Stored records
---+---

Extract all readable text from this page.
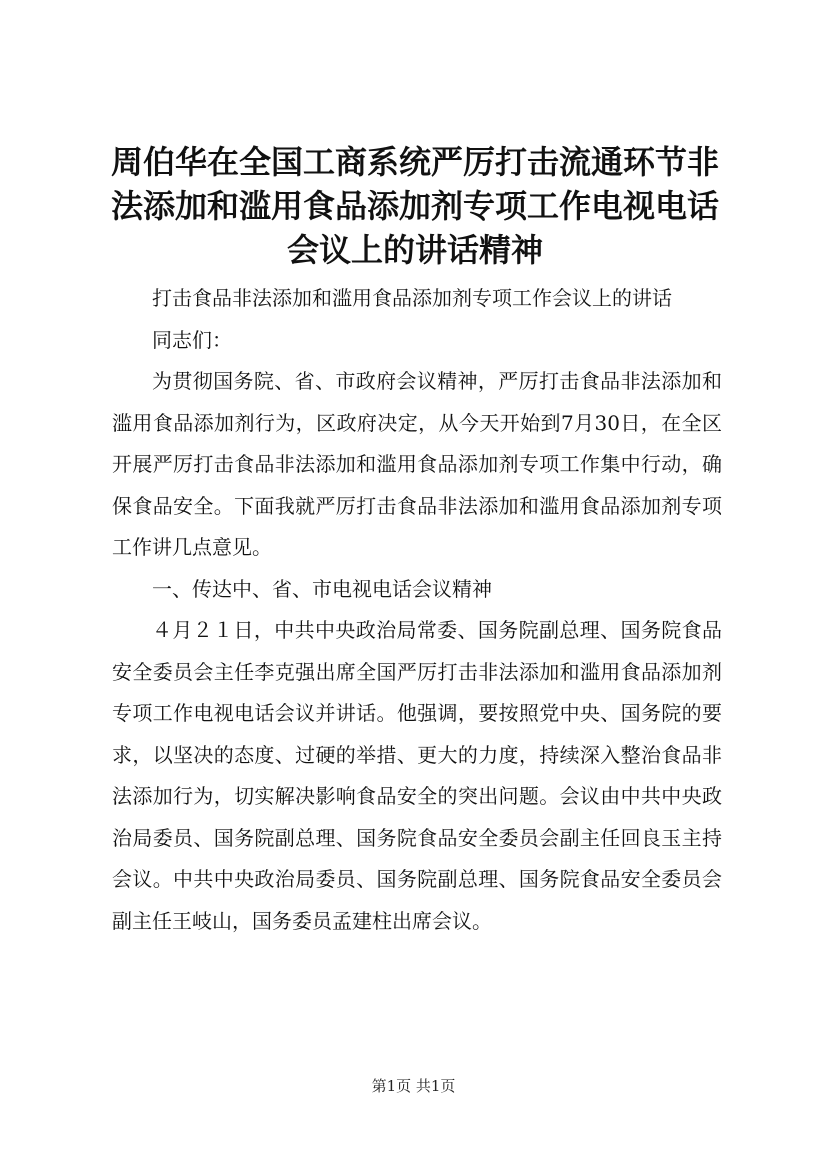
周伯华在全国工商系统严厉打击流通环节非法添加和滥用食品添加剂专项工作电视电话会议上的讲话精神

打击食品非法添加和滥用食品添加剂专项工作会议上的讲话

同志们：

为贯彻国务院、省、市政府会议精神，严厉打击食品非法添加和滥用食品添加剂行为，区政府决定，从今天开始到7月30日，在全区开展严厉打击食品非法添加和滥用食品添加剂专项工作集中行动，确保食品安全。下面我就严厉打击食品非法添加和滥用食品添加剂专项工作讲几点意见。

一、传达中、省、市电视电话会议精神

４月２１日，中共中央政治局常委、国务院副总理、国务院食品安全委员会主任李克强出席全国严厉打击非法添加和滥用食品添加剂专项工作电视电话会议并讲话。他强调，要按照党中央、国务院的要求，以坚决的态度、过硬的举措、更大的力度，持续深入整治食品非法添加行为，切实解决影响食品安全的突出问题。会议由中共中央政治局委员、国务院副总理、国务院食品安全委员会副主任回良玉主持会议。中共中央政治局委员、国务院副总理、国务院食品安全委员会副主任王岐山，国务委员孟建柱出席会议。

第1页 共1页
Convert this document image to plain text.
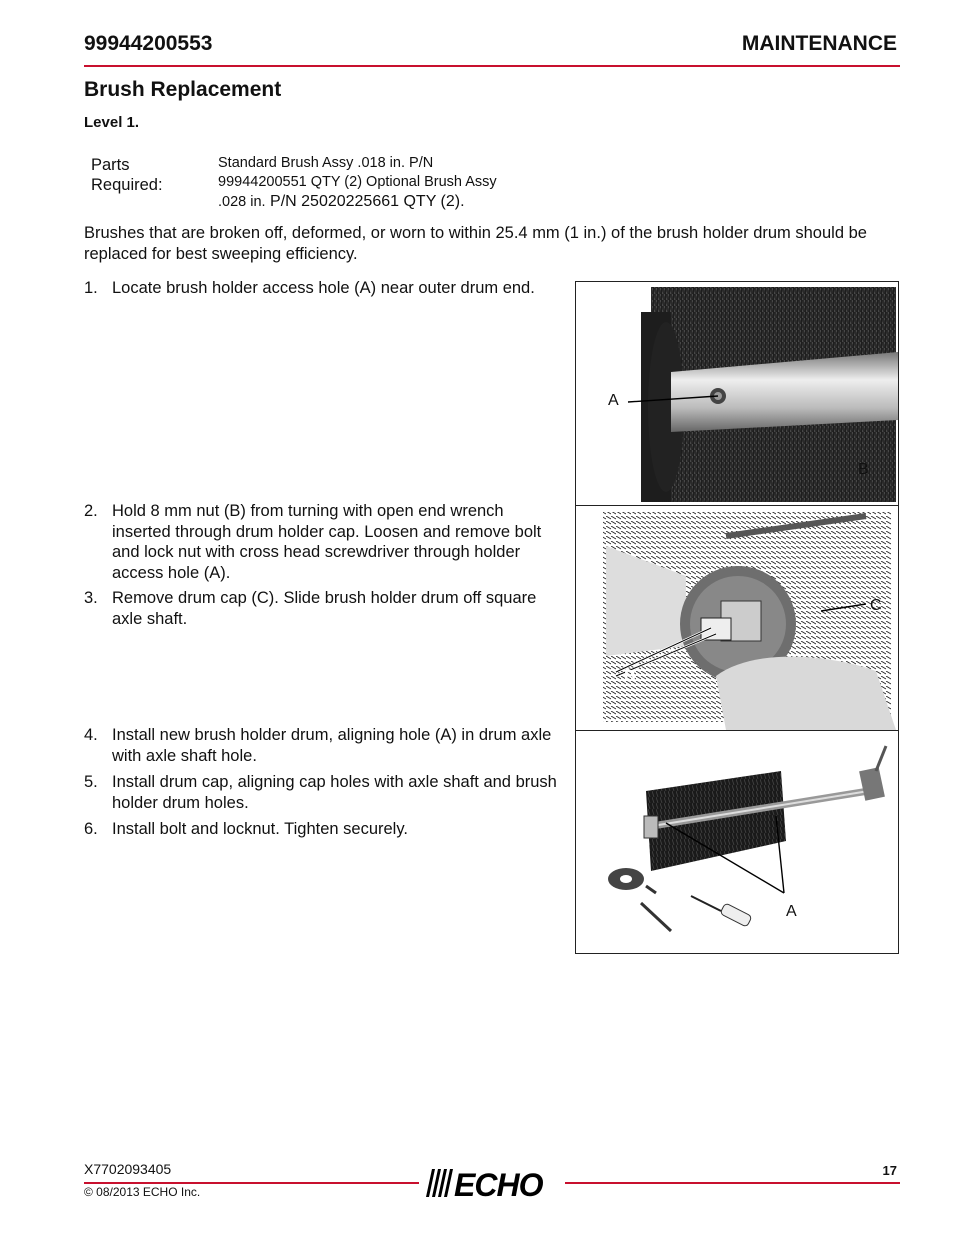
99944200553	MAINTENANCE
Brush Replacement
Level 1.
Parts
Required:
Standard Brush Assy .018 in. P/N
99944200551 QTY (2) Optional Brush Assy
.028 in. P/N 25020225661 QTY (2).
Brushes that are broken off, deformed, or worn to within 25.4 mm (1 in.) of the brush holder drum should be replaced for best sweeping efficiency.
1. Locate brush holder access hole (A) near outer drum end.
2. Hold 8 mm nut (B) from turning with open end wrench inserted through drum holder cap. Loosen and remove bolt and lock nut with cross head screwdriver through holder access hole (A).
3. Remove drum cap (C). Slide brush holder drum off square axle shaft.
4. Install new brush holder drum, aligning hole (A) in drum axle with axle shaft hole.
5. Install drum cap, aligning cap holes with axle shaft and brush holder drum holes.
6. Install bolt and locknut. Tighten securely.
A
B
C
B
A
X7702093405
© 08/2013 ECHO Inc.
17
ECHO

---+---

Exercise instructions: Please write out all the data again word for word, but not the pictures.

The result:
Extract all readable text from this page.
周伯华在全国工商系统严厉打击流通环节非法添加和滥用食品添加剂专项工作电视电话会议上的讲话精神

打击食品非法添加和滥用食品添加剂专项工作会议上的讲话

同志们：

为贯彻国务院、省、市政府会议精神，严厉打击食品非法添加和滥用食品添加剂行为，区政府决定，从今天开始到7月30日，在全区开展严厉打击食品非法添加和滥用食品添加剂专项工作集中行动，确保食品安全。下面我就严厉打击食品非法添加和滥用食品添加剂专项工作讲几点意见。

一、传达中、省、市电视电话会议精神

４月２１日，中共中央政治局常委、国务院副总理、国务院食品安全委员会主任李克强出席全国严厉打击非法添加和滥用食品添加剂专项工作电视电话会议并讲话。他强调，要按照党中央、国务院的要求，以坚决的态度、过硬的举措、更大的力度，持续深入整治食品非法添加行为，切实解决影响食品安全的突出问题。会议由中共中央政治局委员、国务院副总理、国务院食品安全委员会副主任回良玉主持会议。中共中央政治局委员、国务院副总理、国务院食品安全委员会副主任王岐山，国务委员孟建柱出席会议。

第1页 共1页
Convert this document image to plain text.
99944200553	MAINTENANCE
Brush Replacement
Level 1.
Parts
Required:
Standard Brush Assy .018 in. P/N
99944200551 QTY (2) Optional Brush Assy
.028 in. P/N 25020225661 QTY (2).
Brushes that are broken off, deformed, or worn to within 25.4 mm (1 in.) of the brush holder drum should be replaced for best sweeping efficiency.
1. Locate brush holder access hole (A) near outer drum end.
2. Hold 8 mm nut (B) from turning with open end wrench inserted through drum holder cap. Loosen and remove bolt and lock nut with cross head screwdriver through holder access hole (A).
3. Remove drum cap (C). Slide brush holder drum off square axle shaft.
4. Install new brush holder drum, aligning hole (A) in drum axle with axle shaft hole.
5. Install drum cap, aligning cap holes with axle shaft and brush holder drum holes.
6. Install bolt and locknut. Tighten securely.
A
B
C
B
A
X7702093405
© 08/2013 ECHO Inc.
17
ECHO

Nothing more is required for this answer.